| OBJECTIVE |
Omit the pictures, then reproduce every remaining record exactly.

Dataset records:
---------------
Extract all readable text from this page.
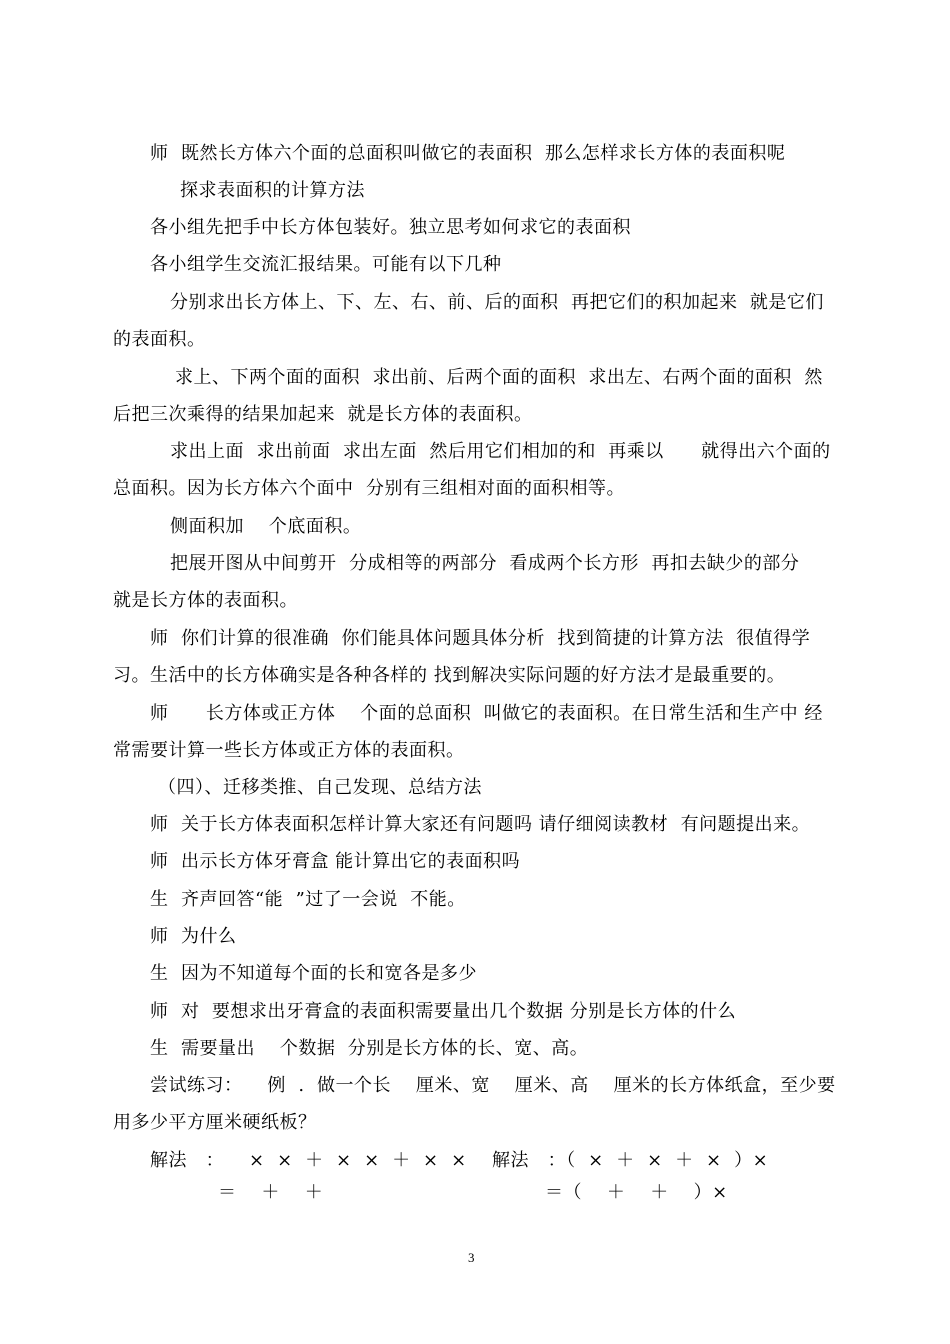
师  既然长方体六个面的总面积叫做它的表面积  那么怎样求长方体的表面积呢
探求表面积的计算方法
各小组先把手中长方体包装好。独立思考如何求它的表面积
各小组学生交流汇报结果。可能有以下几种
分别求出长方体上、下、左、右、前、后的面积  再把它们的积加起来  就是它们
的表面积。
求上、下两个面的面积  求出前、后两个面的面积  求出左、右两个面的面积  然
后把三次乘得的结果加起来  就是长方体的表面积。
求出上面  求出前面  求出左面  然后用它们相加的和  再乘以      就得出六个面的
总面积。因为长方体六个面中  分别有三组相对面的面积相等。
侧面积加    个底面积。
把展开图从中间剪开  分成相等的两部分  看成两个长方形  再扣去缺少的部分
就是长方体的表面积。
师  你们计算的很准确  你们能具体问题具体分析  找到简捷的计算方法  很值得学
习。生活中的长方体确实是各种各样的 找到解决实际问题的好方法才是最重要的。
师      长方体或正方体    个面的总面积  叫做它的表面积。在日常生活和生产中 经
常需要计算一些长方体或正方体的表面积。
（四）、迁移类推、自己发现、总结方法
师  关于长方体表面积怎样计算大家还有问题吗 请仔细阅读教材  有问题提出来。
师  出示长方体牙膏盒 能计算出它的表面积吗
生  齐声回答“能  ”过了一会说  不能。
师  为什么
生  因为不知道每个面的长和宽各是多少
师  对  要想求出牙膏盒的表面积需要量出几个数据 分别是长方体的什么
生  需要量出    个数据  分别是长方体的长、宽、高。
尝试练习：    例  .  做一个长    厘米、宽    厘米、高    厘米的长方体纸盒，至少要
用多少平方厘米硬纸板？
解法   ：    ×  ×  ＋  ×  ×  ＋  ×  ×
＝    ＋    ＋
解法   ：（  ×  ＋  ×  ＋  ×  ）×
＝（    ＋    ＋    ）×
3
---------------
| SOLUTION FOR THIS TASK |
Extract all readable text from this page.
师  既然长方体六个面的总面积叫做它的表面积  那么怎样求长方体的表面积呢
探求表面积的计算方法
各小组先把手中长方体包装好。独立思考如何求它的表面积
各小组学生交流汇报结果。可能有以下几种
分别求出长方体上、下、左、右、前、后的面积  再把它们的积加起来  就是它们
的表面积。
求上、下两个面的面积  求出前、后两个面的面积  求出左、右两个面的面积  然
后把三次乘得的结果加起来  就是长方体的表面积。
求出上面  求出前面  求出左面  然后用它们相加的和  再乘以      就得出六个面的
总面积。因为长方体六个面中  分别有三组相对面的面积相等。
侧面积加    个底面积。
把展开图从中间剪开  分成相等的两部分  看成两个长方形  再扣去缺少的部分
就是长方体的表面积。
师  你们计算的很准确  你们能具体问题具体分析  找到简捷的计算方法  很值得学
习。生活中的长方体确实是各种各样的 找到解决实际问题的好方法才是最重要的。
师      长方体或正方体    个面的总面积  叫做它的表面积。在日常生活和生产中 经
常需要计算一些长方体或正方体的表面积。
（四）、迁移类推、自己发现、总结方法
师  关于长方体表面积怎样计算大家还有问题吗 请仔细阅读教材  有问题提出来。
师  出示长方体牙膏盒 能计算出它的表面积吗
生  齐声回答“能  ”过了一会说  不能。
师  为什么
生  因为不知道每个面的长和宽各是多少
师  对  要想求出牙膏盒的表面积需要量出几个数据 分别是长方体的什么
生  需要量出    个数据  分别是长方体的长、宽、高。
尝试练习：    例  .  做一个长    厘米、宽    厘米、高    厘米的长方体纸盒，至少要
用多少平方厘米硬纸板？
解法   ：    ×  ×  ＋  ×  ×  ＋  ×  ×
＝    ＋    ＋
解法   ：（  ×  ＋  ×  ＋  ×  ）×
＝（    ＋    ＋    ）×
3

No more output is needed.